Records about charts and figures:

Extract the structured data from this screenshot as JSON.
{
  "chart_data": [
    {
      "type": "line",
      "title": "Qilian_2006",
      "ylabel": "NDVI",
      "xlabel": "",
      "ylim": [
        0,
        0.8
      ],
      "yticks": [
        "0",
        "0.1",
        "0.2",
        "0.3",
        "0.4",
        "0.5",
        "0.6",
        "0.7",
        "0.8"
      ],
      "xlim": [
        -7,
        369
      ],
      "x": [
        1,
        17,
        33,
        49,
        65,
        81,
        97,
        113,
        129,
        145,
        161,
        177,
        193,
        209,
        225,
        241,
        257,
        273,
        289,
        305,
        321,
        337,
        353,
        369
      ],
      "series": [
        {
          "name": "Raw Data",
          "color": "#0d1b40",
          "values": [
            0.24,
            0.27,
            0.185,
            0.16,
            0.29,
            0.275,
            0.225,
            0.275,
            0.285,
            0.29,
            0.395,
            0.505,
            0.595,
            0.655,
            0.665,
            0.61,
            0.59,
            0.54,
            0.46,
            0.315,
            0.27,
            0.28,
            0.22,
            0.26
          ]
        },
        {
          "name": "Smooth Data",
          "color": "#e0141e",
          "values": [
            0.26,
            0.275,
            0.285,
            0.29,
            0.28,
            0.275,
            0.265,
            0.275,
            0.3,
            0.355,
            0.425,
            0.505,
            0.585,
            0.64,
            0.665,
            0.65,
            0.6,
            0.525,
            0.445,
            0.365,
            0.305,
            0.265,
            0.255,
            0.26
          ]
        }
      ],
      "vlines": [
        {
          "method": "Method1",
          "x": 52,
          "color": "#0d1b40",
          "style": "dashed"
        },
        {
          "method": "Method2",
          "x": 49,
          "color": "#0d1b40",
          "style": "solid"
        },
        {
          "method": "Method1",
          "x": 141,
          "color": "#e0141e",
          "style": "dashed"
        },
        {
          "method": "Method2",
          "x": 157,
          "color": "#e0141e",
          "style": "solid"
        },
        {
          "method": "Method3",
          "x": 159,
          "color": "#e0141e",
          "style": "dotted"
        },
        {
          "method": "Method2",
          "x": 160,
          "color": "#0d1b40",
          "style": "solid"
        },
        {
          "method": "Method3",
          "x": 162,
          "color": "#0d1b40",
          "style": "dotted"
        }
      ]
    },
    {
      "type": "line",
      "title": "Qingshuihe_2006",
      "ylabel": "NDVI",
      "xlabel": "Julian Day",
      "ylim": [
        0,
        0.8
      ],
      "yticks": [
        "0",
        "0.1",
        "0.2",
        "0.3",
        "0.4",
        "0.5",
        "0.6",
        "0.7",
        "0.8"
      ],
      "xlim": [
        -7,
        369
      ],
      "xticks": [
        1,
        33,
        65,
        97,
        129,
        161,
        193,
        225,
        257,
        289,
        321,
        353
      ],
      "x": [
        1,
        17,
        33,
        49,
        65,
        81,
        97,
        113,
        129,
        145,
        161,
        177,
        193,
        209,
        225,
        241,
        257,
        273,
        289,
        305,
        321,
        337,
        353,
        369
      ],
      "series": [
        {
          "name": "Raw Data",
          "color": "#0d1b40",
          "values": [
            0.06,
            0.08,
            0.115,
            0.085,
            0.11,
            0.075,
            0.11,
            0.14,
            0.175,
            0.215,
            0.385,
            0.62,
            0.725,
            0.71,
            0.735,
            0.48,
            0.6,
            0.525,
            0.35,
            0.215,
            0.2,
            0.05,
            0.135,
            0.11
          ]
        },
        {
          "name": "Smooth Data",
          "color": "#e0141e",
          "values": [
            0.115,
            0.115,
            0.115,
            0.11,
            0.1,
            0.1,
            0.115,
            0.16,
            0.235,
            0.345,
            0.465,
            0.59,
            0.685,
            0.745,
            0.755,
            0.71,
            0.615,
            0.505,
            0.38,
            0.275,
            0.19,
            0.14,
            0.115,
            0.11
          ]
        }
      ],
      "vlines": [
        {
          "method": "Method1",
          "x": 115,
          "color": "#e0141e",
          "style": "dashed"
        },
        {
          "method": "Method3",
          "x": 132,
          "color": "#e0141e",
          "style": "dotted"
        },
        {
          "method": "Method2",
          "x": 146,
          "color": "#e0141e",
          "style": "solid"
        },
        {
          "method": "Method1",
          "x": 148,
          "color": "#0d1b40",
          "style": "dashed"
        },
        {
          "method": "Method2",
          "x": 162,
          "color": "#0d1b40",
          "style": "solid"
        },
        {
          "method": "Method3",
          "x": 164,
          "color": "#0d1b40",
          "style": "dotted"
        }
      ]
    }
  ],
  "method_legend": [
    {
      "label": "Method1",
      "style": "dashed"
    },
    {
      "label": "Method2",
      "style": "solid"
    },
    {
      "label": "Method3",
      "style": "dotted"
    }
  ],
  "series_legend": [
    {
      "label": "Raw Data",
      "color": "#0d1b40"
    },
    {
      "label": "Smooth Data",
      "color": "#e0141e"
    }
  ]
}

**Requirements**
Could you quote the material above in full, exactly as it stands?

**Written answer**
Extract the structured data from this screenshot as JSON.
{
  "chart_data": [
    {
      "type": "line",
      "title": "Qilian_2006",
      "ylabel": "NDVI",
      "xlabel": "",
      "ylim": [
        0,
        0.8
      ],
      "yticks": [
        "0",
        "0.1",
        "0.2",
        "0.3",
        "0.4",
        "0.5",
        "0.6",
        "0.7",
        "0.8"
      ],
      "xlim": [
        -7,
        369
      ],
      "x": [
        1,
        17,
        33,
        49,
        65,
        81,
        97,
        113,
        129,
        145,
        161,
        177,
        193,
        209,
        225,
        241,
        257,
        273,
        289,
        305,
        321,
        337,
        353,
        369
      ],
      "series": [
        {
          "name": "Raw Data",
          "color": "#0d1b40",
          "values": [
            0.24,
            0.27,
            0.185,
            0.16,
            0.29,
            0.275,
            0.225,
            0.275,
            0.285,
            0.29,
            0.395,
            0.505,
            0.595,
            0.655,
            0.665,
            0.61,
            0.59,
            0.54,
            0.46,
            0.315,
            0.27,
            0.28,
            0.22,
            0.26
          ]
        },
        {
          "name": "Smooth Data",
          "color": "#e0141e",
          "values": [
            0.26,
            0.275,
            0.285,
            0.29,
            0.28,
            0.275,
            0.265,
            0.275,
            0.3,
            0.355,
            0.425,
            0.505,
            0.585,
            0.64,
            0.665,
            0.65,
            0.6,
            0.525,
            0.445,
            0.365,
            0.305,
            0.265,
            0.255,
            0.26
          ]
        }
      ],
      "vlines": [
        {
          "method": "Method1",
          "x": 52,
          "color": "#0d1b40",
          "style": "dashed"
        },
        {
          "method": "Method2",
          "x": 49,
          "color": "#0d1b40",
          "style": "solid"
        },
        {
          "method": "Method1",
          "x": 141,
          "color": "#e0141e",
          "style": "dashed"
        },
        {
          "method": "Method2",
          "x": 157,
          "color": "#e0141e",
          "style": "solid"
        },
        {
          "method": "Method3",
          "x": 159,
          "color": "#e0141e",
          "style": "dotted"
        },
        {
          "method": "Method2",
          "x": 160,
          "color": "#0d1b40",
          "style": "solid"
        },
        {
          "method": "Method3",
          "x": 162,
          "color": "#0d1b40",
          "style": "dotted"
        }
      ]
    },
    {
      "type": "line",
      "title": "Qingshuihe_2006",
      "ylabel": "NDVI",
      "xlabel": "Julian Day",
      "ylim": [
        0,
        0.8
      ],
      "yticks": [
        "0",
        "0.1",
        "0.2",
        "0.3",
        "0.4",
        "0.5",
        "0.6",
        "0.7",
        "0.8"
      ],
      "xlim": [
        -7,
        369
      ],
      "xticks": [
        1,
        33,
        65,
        97,
        129,
        161,
        193,
        225,
        257,
        289,
        321,
        353
      ],
      "x": [
        1,
        17,
        33,
        49,
        65,
        81,
        97,
        113,
        129,
        145,
        161,
        177,
        193,
        209,
        225,
        241,
        257,
        273,
        289,
        305,
        321,
        337,
        353,
        369
      ],
      "series": [
        {
          "name": "Raw Data",
          "color": "#0d1b40",
          "values": [
            0.06,
            0.08,
            0.115,
            0.085,
            0.11,
            0.075,
            0.11,
            0.14,
            0.175,
            0.215,
            0.385,
            0.62,
            0.725,
            0.71,
            0.735,
            0.48,
            0.6,
            0.525,
            0.35,
            0.215,
            0.2,
            0.05,
            0.135,
            0.11
          ]
        },
        {
          "name": "Smooth Data",
          "color": "#e0141e",
          "values": [
            0.115,
            0.115,
            0.115,
            0.11,
            0.1,
            0.1,
            0.115,
            0.16,
            0.235,
            0.345,
            0.465,
            0.59,
            0.685,
            0.745,
            0.755,
            0.71,
            0.615,
            0.505,
            0.38,
            0.275,
            0.19,
            0.14,
            0.115,
            0.11
          ]
        }
      ],
      "vlines": [
        {
          "method": "Method1",
          "x": 115,
          "color": "#e0141e",
          "style": "dashed"
        },
        {
          "method": "Method3",
          "x": 132,
          "color": "#e0141e",
          "style": "dotted"
        },
        {
          "method": "Method2",
          "x": 146,
          "color": "#e0141e",
          "style": "solid"
        },
        {
          "method": "Method1",
          "x": 148,
          "color": "#0d1b40",
          "style": "dashed"
        },
        {
          "method": "Method2",
          "x": 162,
          "color": "#0d1b40",
          "style": "solid"
        },
        {
          "method": "Method3",
          "x": 164,
          "color": "#0d1b40",
          "style": "dotted"
        }
      ]
    }
  ],
  "method_legend": [
    {
      "label": "Method1",
      "style": "dashed"
    },
    {
      "label": "Method2",
      "style": "solid"
    },
    {
      "label": "Method3",
      "style": "dotted"
    }
  ],
  "series_legend": [
    {
      "label": "Raw Data",
      "color": "#0d1b40"
    },
    {
      "label": "Smooth Data",
      "color": "#e0141e"
    }
  ]
}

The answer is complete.